■ GIVEN TASK ■
Omit all pictures, then retype the data exactly as given.

■ EXTRACTED DATA ■
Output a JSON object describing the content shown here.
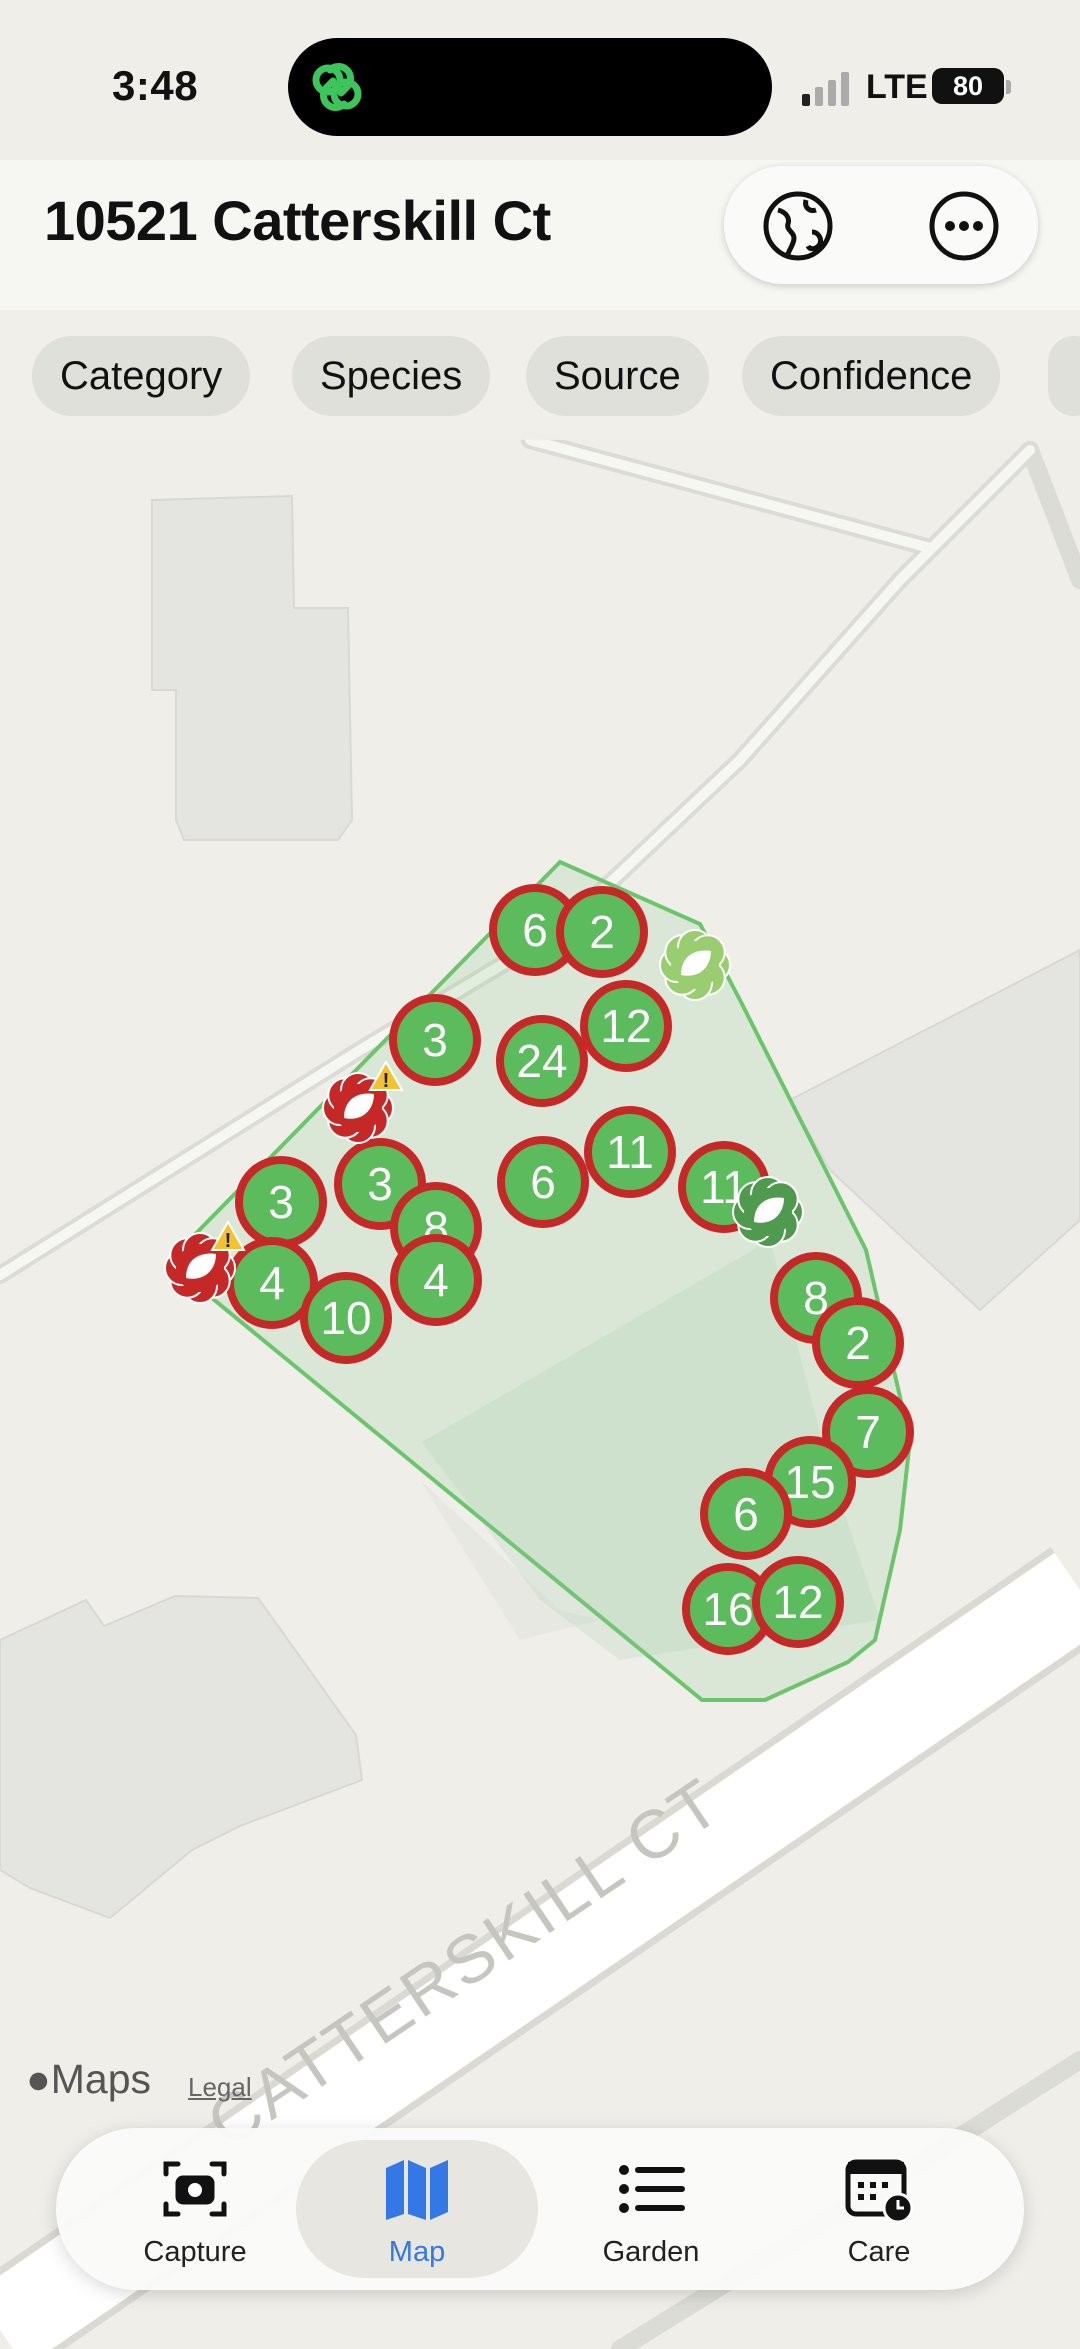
{
  "status_bar": {
    "time": "3:48",
    "network": "LTE",
    "battery": "80"
  },
  "header": {
    "title": "10521 Catterskill Ct",
    "globe_icon": "globe-icon",
    "more_icon": "ellipsis-circle-icon"
  },
  "filters": [
    "Category",
    "Species",
    "Source",
    "Confidence"
  ],
  "map": {
    "street_label": "CATTERSKILL CT",
    "attribution": "Maps",
    "legal": "Legal",
    "clusters": [
      "6",
      "2",
      "12",
      "3",
      "24",
      "3",
      "3",
      "8",
      "6",
      "11",
      "11",
      "4",
      "4",
      "10",
      "8",
      "2",
      "7",
      "15",
      "6",
      "16",
      "12"
    ],
    "marker_colors": {
      "cluster_fill": "#5cbb5c",
      "cluster_ring": "#c62828",
      "boundary": "#6cc56c",
      "warning": "#f2c230"
    }
  },
  "tabs": [
    {
      "label": "Capture",
      "icon": "camera-icon"
    },
    {
      "label": "Map",
      "icon": "map-icon",
      "active": true
    },
    {
      "label": "Garden",
      "icon": "list-icon"
    },
    {
      "label": "Care",
      "icon": "calendar-clock-icon"
    }
  ],
  "colors": {
    "accent": "#3478e6"
  }
}
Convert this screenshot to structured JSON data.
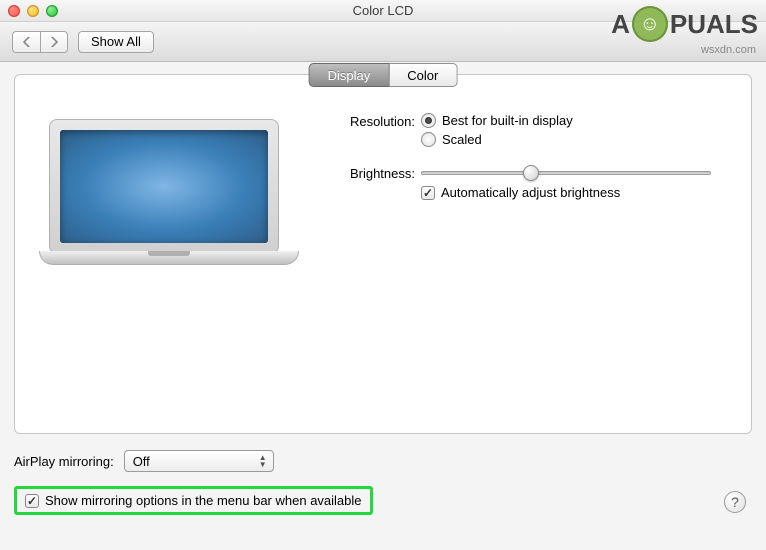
{
  "window": {
    "title": "Color LCD"
  },
  "toolbar": {
    "show_all_label": "Show All"
  },
  "tabs": {
    "display": "Display",
    "color": "Color",
    "selected": "display"
  },
  "resolution": {
    "label": "Resolution:",
    "best": "Best for built-in display",
    "scaled": "Scaled",
    "selected": "best"
  },
  "brightness": {
    "label": "Brightness:",
    "value_percent": 35,
    "auto_label": "Automatically adjust brightness",
    "auto_checked": true
  },
  "airplay": {
    "label": "AirPlay mirroring:",
    "selected": "Off"
  },
  "mirror_menu": {
    "label": "Show mirroring options in the menu bar when available",
    "checked": true
  },
  "watermark": {
    "brand_a": "A",
    "brand_b": "PUALS",
    "domain": "wsxdn.com"
  },
  "help": {
    "glyph": "?"
  }
}
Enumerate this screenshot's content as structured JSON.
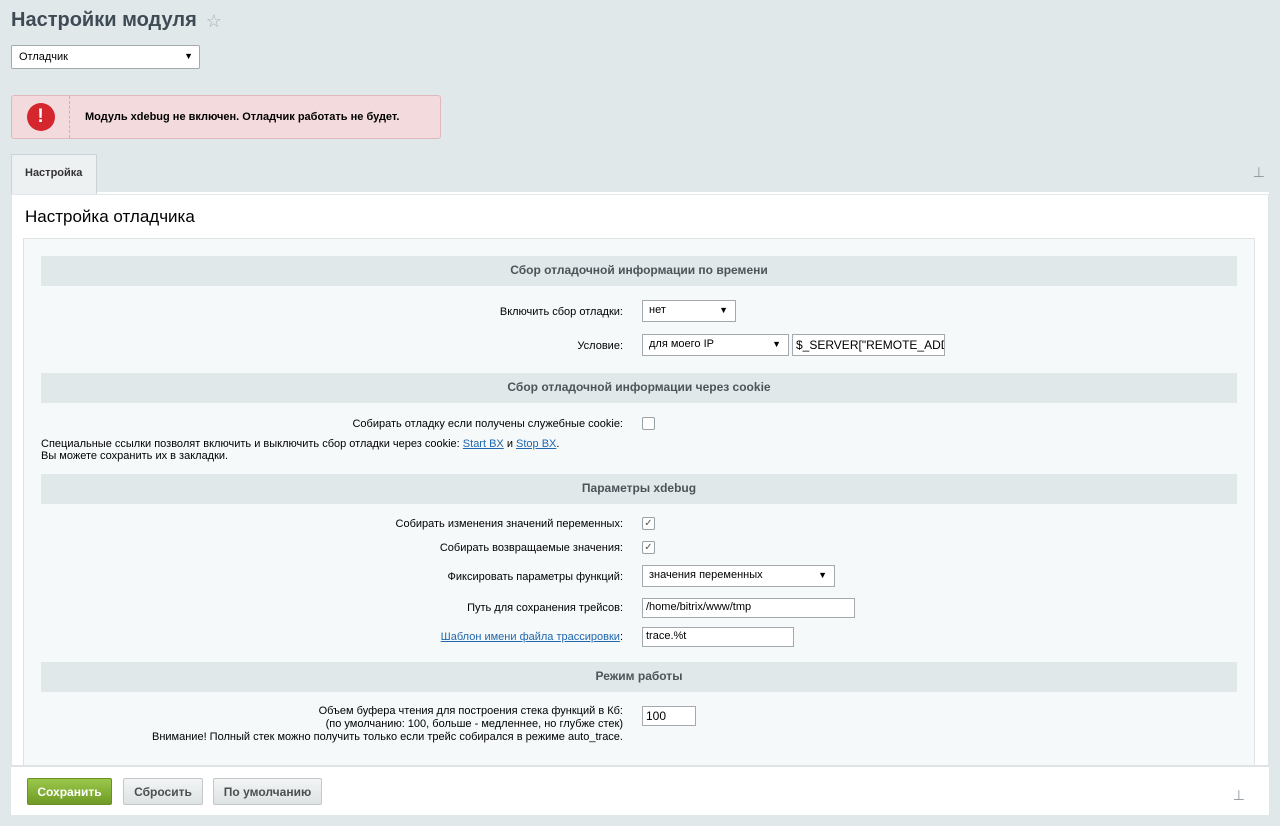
{
  "page": {
    "title": "Настройки модуля",
    "star_icon": "star-icon"
  },
  "module_select": {
    "value": "Отладчик"
  },
  "alert": {
    "icon": "error-icon",
    "text": "Модуль xdebug не включен. Отладчик работать не будет."
  },
  "tabs": [
    {
      "label": "Настройка"
    }
  ],
  "panel": {
    "title": "Настройка отладчика"
  },
  "sections": {
    "time": {
      "title": "Сбор отладочной информации по времени",
      "enable_label": "Включить сбор отладки:",
      "enable_value": "нет",
      "condition_label": "Условие:",
      "condition_value": "для моего IP",
      "condition_expr": "$_SERVER[\"REMOTE_ADD"
    },
    "cookie": {
      "title": "Сбор отладочной информации через cookie",
      "collect_label": "Собирать отладку если получены служебные cookie:",
      "note_prefix": "Специальные ссылки позволят включить и выключить сбор отладки через cookie: ",
      "link_start": "Start BX",
      "note_and": " и ",
      "link_stop": "Stop BX",
      "note_dot": ".",
      "note_line2": "Вы можете сохранить их в закладки."
    },
    "xdebug": {
      "title": "Параметры xdebug",
      "vars_label": "Собирать изменения значений переменных:",
      "returns_label": "Собирать возвращаемые значения:",
      "params_label": "Фиксировать параметры функций:",
      "params_value": "значения переменных",
      "path_label": "Путь для сохранения трейсов:",
      "path_value": "/home/bitrix/www/tmp",
      "template_label": "Шаблон имени файла трассировки",
      "template_colon": ":",
      "template_value": "trace.%t"
    },
    "mode": {
      "title": "Режим работы",
      "buffer_label_1": "Объем буфера чтения для построения стека функций в Кб:",
      "buffer_label_2": "(по умолчанию: 100, больше - медленнее, но глубже стек)",
      "buffer_label_3": "Внимание! Полный стек можно получить только если трейс собирался в режиме auto_trace.",
      "buffer_value": "100"
    }
  },
  "footer": {
    "save": "Сохранить",
    "reset": "Сбросить",
    "default": "По умолчанию"
  },
  "colors": {
    "save_green": "#8bb53c",
    "alert_bg": "#f2dadd",
    "alert_red": "#d5262d",
    "link": "#2067b0"
  }
}
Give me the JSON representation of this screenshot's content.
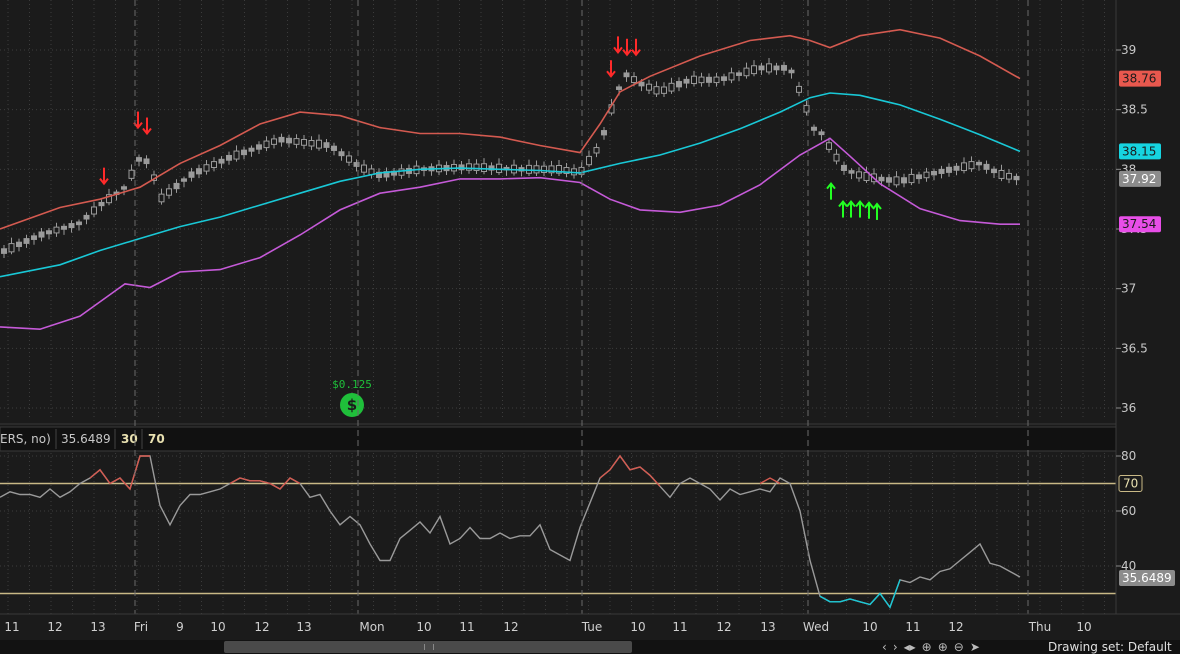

■ RESPONSE TO THIS EXERCISE ■
Output a JSON object describing the content shown here.
{
  "status_bar": {
    "time": "3:48",
    "network": "LTE",
    "battery": "80"
  },
  "header": {
    "title": "10521 Catterskill Ct",
    "globe_icon": "globe-icon",
    "more_icon": "ellipsis-circle-icon"
  },
  "filters": [
    "Category",
    "Species",
    "Source",
    "Confidence"
  ],
  "map": {
    "street_label": "CATTERSKILL CT",
    "attribution": "Maps",
    "legal": "Legal",
    "clusters": [
      "6",
      "2",
      "12",
      "3",
      "24",
      "3",
      "3",
      "8",
      "6",
      "11",
      "11",
      "4",
      "4",
      "10",
      "8",
      "2",
      "7",
      "15",
      "6",
      "16",
      "12"
    ],
    "marker_colors": {
      "cluster_fill": "#5cbb5c",
      "cluster_ring": "#c62828",
      "boundary": "#6cc56c",
      "warning": "#f2c230"
    }
  },
  "tabs": [
    {
      "label": "Capture",
      "icon": "camera-icon"
    },
    {
      "label": "Map",
      "icon": "map-icon",
      "active": true
    },
    {
      "label": "Garden",
      "icon": "list-icon"
    },
    {
      "label": "Care",
      "icon": "calendar-clock-icon"
    }
  ],
  "colors": {
    "accent": "#3478e6"
  }
}
Convert this screenshot to structured JSON data.
{
  "window": {
    "title": "Color LCD"
  },
  "toolbar": {
    "show_all_label": "Show All"
  },
  "tabs": {
    "display": "Display",
    "color": "Color",
    "selected": "display"
  },
  "resolution": {
    "label": "Resolution:",
    "best": "Best for built-in display",
    "scaled": "Scaled",
    "selected": "best"
  },
  "brightness": {
    "label": "Brightness:",
    "value_percent": 35,
    "auto_label": "Automatically adjust brightness",
    "auto_checked": true
  },
  "airplay": {
    "label": "AirPlay mirroring:",
    "selected": "Off"
  },
  "mirror_menu": {
    "label": "Show mirroring options in the menu bar when available",
    "checked": true
  },
  "watermark": {
    "brand_a": "A",
    "brand_b": "PUALS",
    "domain": "wsxdn.com"
  },
  "help": {
    "glyph": "?"
  }
}
Enumerate this screenshot's content as structured JSON.
{
  "page": {
    "title": "Настройки модуля",
    "star_icon": "star-icon"
  },
  "module_select": {
    "value": "Отладчик"
  },
  "alert": {
    "icon": "error-icon",
    "text": "Модуль xdebug не включен. Отладчик работать не будет."
  },
  "tabs": [
    {
      "label": "Настройка"
    }
  ],
  "panel": {
    "title": "Настройка отладчика"
  },
  "sections": {
    "time": {
      "title": "Сбор отладочной информации по времени",
      "enable_label": "Включить сбор отладки:",
      "enable_value": "нет",
      "condition_label": "Условие:",
      "condition_value": "для моего IP",
      "condition_expr": "$_SERVER[\"REMOTE_ADD"
    },
    "cookie": {
      "title": "Сбор отладочной информации через cookie",
      "collect_label": "Собирать отладку если получены служебные cookie:",
      "note_prefix": "Специальные ссылки позволят включить и выключить сбор отладки через cookie: ",
      "link_start": "Start BX",
      "note_and": " и ",
      "link_stop": "Stop BX",
      "note_dot": ".",
      "note_line2": "Вы можете сохранить их в закладки."
    },
    "xdebug": {
      "title": "Параметры xdebug",
      "vars_label": "Собирать изменения значений переменных:",
      "returns_label": "Собирать возвращаемые значения:",
      "params_label": "Фиксировать параметры функций:",
      "params_value": "значения переменных",
      "path_label": "Путь для сохранения трейсов:",
      "path_value": "/home/bitrix/www/tmp",
      "template_label": "Шаблон имени файла трассировки",
      "template_colon": ":",
      "template_value": "trace.%t"
    },
    "mode": {
      "title": "Режим работы",
      "buffer_label_1": "Объем буфера чтения для построения стека функций в Кб:",
      "buffer_label_2": "(по умолчанию: 100, больше - медленнее, но глубже стек)",
      "buffer_label_3": "Внимание! Полный стек можно получить только если трейс собирался в режиме auto_trace.",
      "buffer_value": "100"
    }
  },
  "footer": {
    "save": "Сохранить",
    "reset": "Сбросить",
    "default": "По умолчанию"
  },
  "colors": {
    "save_green": "#8bb53c",
    "alert_bg": "#f2dadd",
    "alert_red": "#d5262d",
    "link": "#2067b0"
  }
}
Give me the JSON representation of this screenshot's content.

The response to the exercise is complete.